■ PROBLEM TO SOLVE ■
Print every line of the listing exactly, please.

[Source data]
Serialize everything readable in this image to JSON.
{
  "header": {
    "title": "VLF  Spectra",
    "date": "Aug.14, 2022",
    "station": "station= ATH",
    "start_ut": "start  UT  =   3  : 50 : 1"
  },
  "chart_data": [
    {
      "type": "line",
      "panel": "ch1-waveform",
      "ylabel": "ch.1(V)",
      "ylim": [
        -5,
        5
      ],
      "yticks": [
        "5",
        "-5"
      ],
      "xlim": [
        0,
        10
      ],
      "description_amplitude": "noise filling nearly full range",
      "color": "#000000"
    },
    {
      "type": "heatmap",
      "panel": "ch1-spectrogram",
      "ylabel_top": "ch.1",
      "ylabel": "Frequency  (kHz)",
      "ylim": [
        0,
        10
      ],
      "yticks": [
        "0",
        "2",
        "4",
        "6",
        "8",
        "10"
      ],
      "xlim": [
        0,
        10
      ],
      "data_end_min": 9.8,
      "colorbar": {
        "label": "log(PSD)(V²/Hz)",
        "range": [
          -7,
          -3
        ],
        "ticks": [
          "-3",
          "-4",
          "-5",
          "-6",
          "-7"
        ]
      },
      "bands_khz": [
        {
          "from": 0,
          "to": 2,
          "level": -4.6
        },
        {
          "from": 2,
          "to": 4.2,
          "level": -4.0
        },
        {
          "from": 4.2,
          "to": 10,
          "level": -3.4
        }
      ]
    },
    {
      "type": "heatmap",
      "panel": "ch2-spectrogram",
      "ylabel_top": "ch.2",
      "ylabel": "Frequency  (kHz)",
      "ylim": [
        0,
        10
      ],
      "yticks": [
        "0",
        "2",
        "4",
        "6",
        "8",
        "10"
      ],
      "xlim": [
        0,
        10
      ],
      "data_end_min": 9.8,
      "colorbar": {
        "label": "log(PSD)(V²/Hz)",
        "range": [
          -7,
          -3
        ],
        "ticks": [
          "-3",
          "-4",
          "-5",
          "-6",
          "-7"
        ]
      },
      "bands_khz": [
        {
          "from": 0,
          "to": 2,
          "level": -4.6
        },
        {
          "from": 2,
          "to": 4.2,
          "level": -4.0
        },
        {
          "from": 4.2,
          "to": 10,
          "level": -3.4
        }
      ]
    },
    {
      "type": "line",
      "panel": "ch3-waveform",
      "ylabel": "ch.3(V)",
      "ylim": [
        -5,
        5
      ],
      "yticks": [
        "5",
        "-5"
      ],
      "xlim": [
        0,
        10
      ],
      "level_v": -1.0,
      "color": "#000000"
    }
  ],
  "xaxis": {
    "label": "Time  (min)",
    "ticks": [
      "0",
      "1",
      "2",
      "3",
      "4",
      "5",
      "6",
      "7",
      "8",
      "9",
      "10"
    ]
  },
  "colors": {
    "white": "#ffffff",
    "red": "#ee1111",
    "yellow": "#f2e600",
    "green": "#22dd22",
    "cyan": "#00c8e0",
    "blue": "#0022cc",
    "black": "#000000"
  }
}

■ EXERCISE ANSWER ■
Serialize everything readable in this image to JSON.
{
  "header": {
    "title": "VLF  Spectra",
    "date": "Aug.14, 2022",
    "station": "station= ATH",
    "start_ut": "start  UT  =   3  : 50 : 1"
  },
  "chart_data": [
    {
      "type": "line",
      "panel": "ch1-waveform",
      "ylabel": "ch.1(V)",
      "ylim": [
        -5,
        5
      ],
      "yticks": [
        "5",
        "-5"
      ],
      "xlim": [
        0,
        10
      ],
      "description_amplitude": "noise filling nearly full range",
      "color": "#000000"
    },
    {
      "type": "heatmap",
      "panel": "ch1-spectrogram",
      "ylabel_top": "ch.1",
      "ylabel": "Frequency  (kHz)",
      "ylim": [
        0,
        10
      ],
      "yticks": [
        "0",
        "2",
        "4",
        "6",
        "8",
        "10"
      ],
      "xlim": [
        0,
        10
      ],
      "data_end_min": 9.8,
      "colorbar": {
        "label": "log(PSD)(V²/Hz)",
        "range": [
          -7,
          -3
        ],
        "ticks": [
          "-3",
          "-4",
          "-5",
          "-6",
          "-7"
        ]
      },
      "bands_khz": [
        {
          "from": 0,
          "to": 2,
          "level": -4.6
        },
        {
          "from": 2,
          "to": 4.2,
          "level": -4.0
        },
        {
          "from": 4.2,
          "to": 10,
          "level": -3.4
        }
      ]
    },
    {
      "type": "heatmap",
      "panel": "ch2-spectrogram",
      "ylabel_top": "ch.2",
      "ylabel": "Frequency  (kHz)",
      "ylim": [
        0,
        10
      ],
      "yticks": [
        "0",
        "2",
        "4",
        "6",
        "8",
        "10"
      ],
      "xlim": [
        0,
        10
      ],
      "data_end_min": 9.8,
      "colorbar": {
        "label": "log(PSD)(V²/Hz)",
        "range": [
          -7,
          -3
        ],
        "ticks": [
          "-3",
          "-4",
          "-5",
          "-6",
          "-7"
        ]
      },
      "bands_khz": [
        {
          "from": 0,
          "to": 2,
          "level": -4.6
        },
        {
          "from": 2,
          "to": 4.2,
          "level": -4.0
        },
        {
          "from": 4.2,
          "to": 10,
          "level": -3.4
        }
      ]
    },
    {
      "type": "line",
      "panel": "ch3-waveform",
      "ylabel": "ch.3(V)",
      "ylim": [
        -5,
        5
      ],
      "yticks": [
        "5",
        "-5"
      ],
      "xlim": [
        0,
        10
      ],
      "level_v": -1.0,
      "color": "#000000"
    }
  ],
  "xaxis": {
    "label": "Time  (min)",
    "ticks": [
      "0",
      "1",
      "2",
      "3",
      "4",
      "5",
      "6",
      "7",
      "8",
      "9",
      "10"
    ]
  },
  "colors": {
    "white": "#ffffff",
    "red": "#ee1111",
    "yellow": "#f2e600",
    "green": "#22dd22",
    "cyan": "#00c8e0",
    "blue": "#0022cc",
    "black": "#000000"
  }
}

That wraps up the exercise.